Brief: Go through the entries one line at a time, and gather every line that has the word "появления".

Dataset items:
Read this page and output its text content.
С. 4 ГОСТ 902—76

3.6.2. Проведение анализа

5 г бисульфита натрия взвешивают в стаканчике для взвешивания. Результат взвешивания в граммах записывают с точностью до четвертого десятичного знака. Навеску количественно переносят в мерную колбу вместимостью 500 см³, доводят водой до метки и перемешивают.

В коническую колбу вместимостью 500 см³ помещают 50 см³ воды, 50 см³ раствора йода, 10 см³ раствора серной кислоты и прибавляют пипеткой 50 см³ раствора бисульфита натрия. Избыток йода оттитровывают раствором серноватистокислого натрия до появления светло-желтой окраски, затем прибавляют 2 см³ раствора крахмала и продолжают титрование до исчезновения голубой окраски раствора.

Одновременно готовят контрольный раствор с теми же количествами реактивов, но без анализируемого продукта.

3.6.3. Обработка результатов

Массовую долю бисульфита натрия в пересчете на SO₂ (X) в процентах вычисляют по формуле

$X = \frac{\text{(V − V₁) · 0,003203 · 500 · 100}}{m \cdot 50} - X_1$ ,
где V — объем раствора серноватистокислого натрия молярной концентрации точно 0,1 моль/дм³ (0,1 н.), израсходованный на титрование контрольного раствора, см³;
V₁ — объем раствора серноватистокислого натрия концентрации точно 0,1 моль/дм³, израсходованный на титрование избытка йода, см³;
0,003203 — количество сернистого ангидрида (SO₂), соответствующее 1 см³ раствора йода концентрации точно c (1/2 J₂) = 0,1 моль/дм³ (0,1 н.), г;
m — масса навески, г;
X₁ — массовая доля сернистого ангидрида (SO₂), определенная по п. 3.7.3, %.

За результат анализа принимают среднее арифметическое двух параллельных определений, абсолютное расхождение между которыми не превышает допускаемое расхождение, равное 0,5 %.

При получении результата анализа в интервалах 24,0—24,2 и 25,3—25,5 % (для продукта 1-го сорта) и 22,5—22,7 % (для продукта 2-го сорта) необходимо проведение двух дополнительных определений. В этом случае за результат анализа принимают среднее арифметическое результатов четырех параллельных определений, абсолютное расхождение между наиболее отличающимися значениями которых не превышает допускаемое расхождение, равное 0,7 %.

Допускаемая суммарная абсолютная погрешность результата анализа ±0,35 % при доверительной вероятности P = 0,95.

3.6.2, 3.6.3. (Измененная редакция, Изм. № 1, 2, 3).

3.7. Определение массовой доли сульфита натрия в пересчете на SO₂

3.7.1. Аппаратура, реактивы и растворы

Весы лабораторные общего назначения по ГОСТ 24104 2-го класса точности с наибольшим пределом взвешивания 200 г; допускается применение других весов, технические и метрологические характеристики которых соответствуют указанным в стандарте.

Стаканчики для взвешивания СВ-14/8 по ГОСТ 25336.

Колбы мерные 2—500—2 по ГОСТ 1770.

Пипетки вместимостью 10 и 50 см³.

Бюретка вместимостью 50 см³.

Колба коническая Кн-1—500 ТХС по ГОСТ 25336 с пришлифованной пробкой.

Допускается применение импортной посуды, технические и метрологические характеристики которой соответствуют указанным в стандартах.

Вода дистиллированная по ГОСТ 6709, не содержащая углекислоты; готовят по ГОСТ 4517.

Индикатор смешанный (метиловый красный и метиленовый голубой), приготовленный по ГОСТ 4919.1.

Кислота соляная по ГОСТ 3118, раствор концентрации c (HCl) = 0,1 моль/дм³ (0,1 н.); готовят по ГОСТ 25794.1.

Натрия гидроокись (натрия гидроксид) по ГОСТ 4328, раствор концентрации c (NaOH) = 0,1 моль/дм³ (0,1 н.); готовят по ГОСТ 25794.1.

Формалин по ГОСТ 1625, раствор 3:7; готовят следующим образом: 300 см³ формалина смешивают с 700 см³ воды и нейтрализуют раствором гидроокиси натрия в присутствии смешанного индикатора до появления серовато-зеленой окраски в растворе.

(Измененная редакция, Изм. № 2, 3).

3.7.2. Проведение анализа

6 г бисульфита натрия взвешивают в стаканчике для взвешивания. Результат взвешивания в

Output below:
В коническую колбу вместимостью 500 см³ помещают 50 см³ воды, 50 см³ раствора йода, 10 см³ раствора серной кислоты и прибавляют пипеткой 50 см³ раствора бисульфита натрия. Избыток йода оттитровывают раствором серноватистокислого натрия до появления светло-желтой окраски, затем прибавляют 2 см³ раствора крахмала и продолжают титрование до исчезновения голубой окраски раствора.
Формалин по ГОСТ 1625, раствор 3:7; готовят следующим образом: 300 см³ формалина смешивают с 700 см³ воды и нейтрализуют раствором гидроокиси натрия в присутствии смешанного индикатора до появления серовато-зеленой окраски в растворе.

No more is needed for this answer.